**BRIEF:** Could you give the data below again, exactly and completely?

**ENTRIES PROVIDED:**
----------------------------------------
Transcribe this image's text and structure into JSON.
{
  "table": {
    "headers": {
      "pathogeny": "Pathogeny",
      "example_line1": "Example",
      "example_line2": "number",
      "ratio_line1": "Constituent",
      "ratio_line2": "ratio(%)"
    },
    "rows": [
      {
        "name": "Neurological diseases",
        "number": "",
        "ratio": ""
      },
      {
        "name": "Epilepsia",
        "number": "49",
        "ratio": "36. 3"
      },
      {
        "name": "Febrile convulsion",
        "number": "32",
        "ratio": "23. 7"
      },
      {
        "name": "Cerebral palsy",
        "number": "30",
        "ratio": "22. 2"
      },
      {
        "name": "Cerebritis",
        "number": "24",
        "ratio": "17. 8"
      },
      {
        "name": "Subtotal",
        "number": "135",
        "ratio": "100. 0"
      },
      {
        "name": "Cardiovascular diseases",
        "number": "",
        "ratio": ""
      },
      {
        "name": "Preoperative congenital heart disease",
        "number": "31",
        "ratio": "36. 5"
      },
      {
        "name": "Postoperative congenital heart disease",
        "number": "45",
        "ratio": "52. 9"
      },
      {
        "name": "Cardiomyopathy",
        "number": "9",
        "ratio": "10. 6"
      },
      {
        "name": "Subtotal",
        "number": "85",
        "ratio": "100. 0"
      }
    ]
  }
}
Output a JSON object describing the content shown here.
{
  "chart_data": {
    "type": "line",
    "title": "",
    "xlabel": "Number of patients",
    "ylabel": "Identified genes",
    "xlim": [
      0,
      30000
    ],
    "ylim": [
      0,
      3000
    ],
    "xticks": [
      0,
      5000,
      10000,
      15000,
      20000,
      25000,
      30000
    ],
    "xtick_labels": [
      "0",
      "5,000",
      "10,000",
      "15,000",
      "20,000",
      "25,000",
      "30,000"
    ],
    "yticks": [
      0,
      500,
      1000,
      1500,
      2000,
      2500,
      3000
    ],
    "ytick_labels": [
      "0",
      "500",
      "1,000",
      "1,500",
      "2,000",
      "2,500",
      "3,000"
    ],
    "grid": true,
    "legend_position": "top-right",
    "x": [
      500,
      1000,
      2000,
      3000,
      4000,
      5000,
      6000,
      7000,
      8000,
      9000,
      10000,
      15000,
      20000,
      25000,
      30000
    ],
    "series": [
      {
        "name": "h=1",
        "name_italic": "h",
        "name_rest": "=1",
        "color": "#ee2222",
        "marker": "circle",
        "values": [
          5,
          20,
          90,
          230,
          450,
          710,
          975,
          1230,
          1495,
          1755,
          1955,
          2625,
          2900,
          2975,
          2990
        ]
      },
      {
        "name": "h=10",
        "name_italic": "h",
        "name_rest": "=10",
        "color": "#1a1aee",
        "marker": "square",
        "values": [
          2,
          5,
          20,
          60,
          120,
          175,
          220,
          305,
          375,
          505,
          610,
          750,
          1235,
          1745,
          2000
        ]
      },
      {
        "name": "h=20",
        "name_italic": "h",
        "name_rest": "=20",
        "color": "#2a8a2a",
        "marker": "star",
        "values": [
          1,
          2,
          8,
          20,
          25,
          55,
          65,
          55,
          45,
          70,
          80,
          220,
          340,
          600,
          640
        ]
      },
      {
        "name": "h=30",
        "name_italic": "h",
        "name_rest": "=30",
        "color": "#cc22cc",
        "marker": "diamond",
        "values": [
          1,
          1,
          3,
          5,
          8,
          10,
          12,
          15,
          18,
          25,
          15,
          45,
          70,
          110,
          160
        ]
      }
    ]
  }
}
----------------------------------------
**TASK OUTPUT:**
Transcribe this image's text and structure into JSON.
{
  "table": {
    "headers": {
      "pathogeny": "Pathogeny",
      "example_line1": "Example",
      "example_line2": "number",
      "ratio_line1": "Constituent",
      "ratio_line2": "ratio(%)"
    },
    "rows": [
      {
        "name": "Neurological diseases",
        "number": "",
        "ratio": ""
      },
      {
        "name": "Epilepsia",
        "number": "49",
        "ratio": "36. 3"
      },
      {
        "name": "Febrile convulsion",
        "number": "32",
        "ratio": "23. 7"
      },
      {
        "name": "Cerebral palsy",
        "number": "30",
        "ratio": "22. 2"
      },
      {
        "name": "Cerebritis",
        "number": "24",
        "ratio": "17. 8"
      },
      {
        "name": "Subtotal",
        "number": "135",
        "ratio": "100. 0"
      },
      {
        "name": "Cardiovascular diseases",
        "number": "",
        "ratio": ""
      },
      {
        "name": "Preoperative congenital heart disease",
        "number": "31",
        "ratio": "36. 5"
      },
      {
        "name": "Postoperative congenital heart disease",
        "number": "45",
        "ratio": "52. 9"
      },
      {
        "name": "Cardiomyopathy",
        "number": "9",
        "ratio": "10. 6"
      },
      {
        "name": "Subtotal",
        "number": "85",
        "ratio": "100. 0"
      }
    ]
  }
}
Output a JSON object describing the content shown here.
{
  "chart_data": {
    "type": "line",
    "title": "",
    "xlabel": "Number of patients",
    "ylabel": "Identified genes",
    "xlim": [
      0,
      30000
    ],
    "ylim": [
      0,
      3000
    ],
    "xticks": [
      0,
      5000,
      10000,
      15000,
      20000,
      25000,
      30000
    ],
    "xtick_labels": [
      "0",
      "5,000",
      "10,000",
      "15,000",
      "20,000",
      "25,000",
      "30,000"
    ],
    "yticks": [
      0,
      500,
      1000,
      1500,
      2000,
      2500,
      3000
    ],
    "ytick_labels": [
      "0",
      "500",
      "1,000",
      "1,500",
      "2,000",
      "2,500",
      "3,000"
    ],
    "grid": true,
    "legend_position": "top-right",
    "x": [
      500,
      1000,
      2000,
      3000,
      4000,
      5000,
      6000,
      7000,
      8000,
      9000,
      10000,
      15000,
      20000,
      25000,
      30000
    ],
    "series": [
      {
        "name": "h=1",
        "name_italic": "h",
        "name_rest": "=1",
        "color": "#ee2222",
        "marker": "circle",
        "values": [
          5,
          20,
          90,
          230,
          450,
          710,
          975,
          1230,
          1495,
          1755,
          1955,
          2625,
          2900,
          2975,
          2990
        ]
      },
      {
        "name": "h=10",
        "name_italic": "h",
        "name_rest": "=10",
        "color": "#1a1aee",
        "marker": "square",
        "values": [
          2,
          5,
          20,
          60,
          120,
          175,
          220,
          305,
          375,
          505,
          610,
          750,
          1235,
          1745,
          2000
        ]
      },
      {
        "name": "h=20",
        "name_italic": "h",
        "name_rest": "=20",
        "color": "#2a8a2a",
        "marker": "star",
        "values": [
          1,
          2,
          8,
          20,
          25,
          55,
          65,
          55,
          45,
          70,
          80,
          220,
          340,
          600,
          640
        ]
      },
      {
        "name": "h=30",
        "name_italic": "h",
        "name_rest": "=30",
        "color": "#cc22cc",
        "marker": "diamond",
        "values": [
          1,
          1,
          3,
          5,
          8,
          10,
          12,
          15,
          18,
          25,
          15,
          45,
          70,
          110,
          160
        ]
      }
    ]
  }
}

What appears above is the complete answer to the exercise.